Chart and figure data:
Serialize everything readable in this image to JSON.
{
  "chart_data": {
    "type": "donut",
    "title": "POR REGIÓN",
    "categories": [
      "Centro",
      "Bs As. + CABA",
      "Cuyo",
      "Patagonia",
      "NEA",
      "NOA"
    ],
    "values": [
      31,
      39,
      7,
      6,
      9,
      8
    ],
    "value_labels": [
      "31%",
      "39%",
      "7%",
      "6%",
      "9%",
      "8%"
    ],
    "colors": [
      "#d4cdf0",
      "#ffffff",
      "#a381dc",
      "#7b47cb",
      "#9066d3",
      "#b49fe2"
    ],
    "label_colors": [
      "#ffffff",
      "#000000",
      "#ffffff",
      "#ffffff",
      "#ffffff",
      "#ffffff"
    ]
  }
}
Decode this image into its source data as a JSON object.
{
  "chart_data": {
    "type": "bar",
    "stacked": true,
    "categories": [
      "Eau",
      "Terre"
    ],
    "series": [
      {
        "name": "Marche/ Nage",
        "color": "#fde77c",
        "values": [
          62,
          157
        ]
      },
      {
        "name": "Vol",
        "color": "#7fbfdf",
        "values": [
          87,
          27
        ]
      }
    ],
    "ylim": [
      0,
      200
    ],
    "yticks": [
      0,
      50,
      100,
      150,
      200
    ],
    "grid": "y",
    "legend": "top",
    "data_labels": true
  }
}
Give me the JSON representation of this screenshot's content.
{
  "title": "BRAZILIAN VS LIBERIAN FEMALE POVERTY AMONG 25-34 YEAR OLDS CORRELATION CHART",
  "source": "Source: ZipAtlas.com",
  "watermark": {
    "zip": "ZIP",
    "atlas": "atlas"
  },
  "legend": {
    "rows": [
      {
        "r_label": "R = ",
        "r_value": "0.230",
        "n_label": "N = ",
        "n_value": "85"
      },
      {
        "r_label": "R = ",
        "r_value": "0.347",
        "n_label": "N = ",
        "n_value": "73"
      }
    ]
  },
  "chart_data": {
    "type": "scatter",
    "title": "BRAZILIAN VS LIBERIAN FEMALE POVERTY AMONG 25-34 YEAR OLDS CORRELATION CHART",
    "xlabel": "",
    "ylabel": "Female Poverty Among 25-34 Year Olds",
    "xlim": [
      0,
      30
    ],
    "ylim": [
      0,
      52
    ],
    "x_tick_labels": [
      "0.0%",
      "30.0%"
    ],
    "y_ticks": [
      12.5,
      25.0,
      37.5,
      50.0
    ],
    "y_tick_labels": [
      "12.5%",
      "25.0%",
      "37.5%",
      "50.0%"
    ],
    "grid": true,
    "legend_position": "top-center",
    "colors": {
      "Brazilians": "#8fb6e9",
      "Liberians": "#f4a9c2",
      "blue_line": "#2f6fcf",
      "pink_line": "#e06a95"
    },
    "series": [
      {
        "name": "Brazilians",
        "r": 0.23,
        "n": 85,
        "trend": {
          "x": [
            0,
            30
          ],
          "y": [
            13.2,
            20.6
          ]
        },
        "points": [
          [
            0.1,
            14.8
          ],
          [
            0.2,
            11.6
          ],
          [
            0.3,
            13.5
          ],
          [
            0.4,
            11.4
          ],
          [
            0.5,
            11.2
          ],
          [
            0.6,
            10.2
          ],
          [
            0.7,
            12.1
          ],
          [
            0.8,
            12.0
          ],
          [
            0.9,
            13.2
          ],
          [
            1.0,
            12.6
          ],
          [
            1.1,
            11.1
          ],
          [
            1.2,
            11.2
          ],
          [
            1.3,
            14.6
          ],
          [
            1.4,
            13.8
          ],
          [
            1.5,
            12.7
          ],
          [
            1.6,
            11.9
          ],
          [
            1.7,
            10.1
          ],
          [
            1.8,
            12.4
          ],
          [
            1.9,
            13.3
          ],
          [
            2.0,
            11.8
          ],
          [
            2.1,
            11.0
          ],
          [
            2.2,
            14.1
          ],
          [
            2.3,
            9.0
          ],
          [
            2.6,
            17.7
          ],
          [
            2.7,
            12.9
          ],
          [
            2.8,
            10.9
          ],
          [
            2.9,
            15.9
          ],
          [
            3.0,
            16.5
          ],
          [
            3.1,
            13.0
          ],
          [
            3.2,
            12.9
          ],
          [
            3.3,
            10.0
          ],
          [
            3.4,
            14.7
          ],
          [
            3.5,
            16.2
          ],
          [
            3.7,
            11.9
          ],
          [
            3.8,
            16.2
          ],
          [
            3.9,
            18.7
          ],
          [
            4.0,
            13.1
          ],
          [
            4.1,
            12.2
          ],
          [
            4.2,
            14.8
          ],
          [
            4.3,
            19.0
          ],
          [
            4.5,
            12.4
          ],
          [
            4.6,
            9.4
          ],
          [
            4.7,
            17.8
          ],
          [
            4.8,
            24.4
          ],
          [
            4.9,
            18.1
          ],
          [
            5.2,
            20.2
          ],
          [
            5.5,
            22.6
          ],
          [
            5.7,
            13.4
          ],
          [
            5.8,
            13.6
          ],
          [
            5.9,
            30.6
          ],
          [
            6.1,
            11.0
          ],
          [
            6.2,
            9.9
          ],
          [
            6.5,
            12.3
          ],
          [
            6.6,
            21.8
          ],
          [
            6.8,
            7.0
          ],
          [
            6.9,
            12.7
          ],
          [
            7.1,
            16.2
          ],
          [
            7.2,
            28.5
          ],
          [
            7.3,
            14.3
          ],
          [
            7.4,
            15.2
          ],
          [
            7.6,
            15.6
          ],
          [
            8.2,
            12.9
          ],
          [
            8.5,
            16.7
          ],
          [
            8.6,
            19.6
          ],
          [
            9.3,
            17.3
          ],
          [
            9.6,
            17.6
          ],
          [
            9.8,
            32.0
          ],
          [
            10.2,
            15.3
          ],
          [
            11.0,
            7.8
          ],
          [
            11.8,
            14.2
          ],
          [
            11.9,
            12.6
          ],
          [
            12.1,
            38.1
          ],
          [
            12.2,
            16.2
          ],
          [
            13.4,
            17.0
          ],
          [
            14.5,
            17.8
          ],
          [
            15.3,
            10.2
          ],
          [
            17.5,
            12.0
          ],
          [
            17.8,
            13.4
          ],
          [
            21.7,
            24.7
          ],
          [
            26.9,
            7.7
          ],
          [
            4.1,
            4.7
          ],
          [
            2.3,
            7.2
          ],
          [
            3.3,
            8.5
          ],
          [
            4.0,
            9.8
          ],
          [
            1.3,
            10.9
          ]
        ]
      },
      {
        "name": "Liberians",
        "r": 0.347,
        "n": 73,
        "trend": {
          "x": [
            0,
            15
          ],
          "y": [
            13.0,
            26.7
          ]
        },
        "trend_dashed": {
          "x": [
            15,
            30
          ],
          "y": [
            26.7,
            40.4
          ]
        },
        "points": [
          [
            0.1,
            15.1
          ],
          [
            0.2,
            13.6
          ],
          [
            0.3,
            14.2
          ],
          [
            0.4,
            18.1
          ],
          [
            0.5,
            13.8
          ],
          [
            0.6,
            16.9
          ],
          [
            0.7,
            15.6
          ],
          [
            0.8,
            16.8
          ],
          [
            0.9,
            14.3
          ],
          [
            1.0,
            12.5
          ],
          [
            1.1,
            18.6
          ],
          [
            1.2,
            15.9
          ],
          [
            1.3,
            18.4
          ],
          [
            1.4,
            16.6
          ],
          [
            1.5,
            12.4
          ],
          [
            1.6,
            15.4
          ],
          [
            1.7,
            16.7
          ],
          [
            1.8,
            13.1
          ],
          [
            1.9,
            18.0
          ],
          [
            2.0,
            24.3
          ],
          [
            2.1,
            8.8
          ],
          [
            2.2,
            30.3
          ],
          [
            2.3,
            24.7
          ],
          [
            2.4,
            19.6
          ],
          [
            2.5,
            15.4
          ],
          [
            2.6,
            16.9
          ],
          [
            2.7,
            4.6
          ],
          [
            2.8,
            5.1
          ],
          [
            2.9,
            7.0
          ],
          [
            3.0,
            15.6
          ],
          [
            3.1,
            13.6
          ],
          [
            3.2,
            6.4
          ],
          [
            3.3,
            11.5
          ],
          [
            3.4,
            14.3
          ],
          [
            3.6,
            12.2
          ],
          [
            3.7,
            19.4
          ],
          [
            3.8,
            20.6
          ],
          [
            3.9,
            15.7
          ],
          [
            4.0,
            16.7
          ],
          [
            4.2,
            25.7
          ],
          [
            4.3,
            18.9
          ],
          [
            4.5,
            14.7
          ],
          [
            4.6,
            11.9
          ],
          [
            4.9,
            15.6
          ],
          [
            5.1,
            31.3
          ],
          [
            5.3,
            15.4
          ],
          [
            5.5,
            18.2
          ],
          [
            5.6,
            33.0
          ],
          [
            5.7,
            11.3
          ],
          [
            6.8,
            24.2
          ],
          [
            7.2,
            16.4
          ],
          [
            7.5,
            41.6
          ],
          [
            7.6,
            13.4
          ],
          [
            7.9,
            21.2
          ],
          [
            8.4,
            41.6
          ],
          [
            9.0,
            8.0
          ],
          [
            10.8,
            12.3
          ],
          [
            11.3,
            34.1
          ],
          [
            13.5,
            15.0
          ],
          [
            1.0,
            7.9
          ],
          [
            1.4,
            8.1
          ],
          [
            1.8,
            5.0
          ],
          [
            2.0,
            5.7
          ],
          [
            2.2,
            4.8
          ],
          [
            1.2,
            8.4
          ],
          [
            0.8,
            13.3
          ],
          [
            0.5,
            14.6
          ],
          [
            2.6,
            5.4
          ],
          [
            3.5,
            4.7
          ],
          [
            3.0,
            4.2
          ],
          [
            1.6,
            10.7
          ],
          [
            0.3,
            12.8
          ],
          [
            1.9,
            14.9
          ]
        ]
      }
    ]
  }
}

● **What is expected**
Among the lines of the data, identify those with the word "image". Copy each of them.

● **The answer**
Serialize everything readable in this image to JSON.
Decode this image into its source data as a JSON object.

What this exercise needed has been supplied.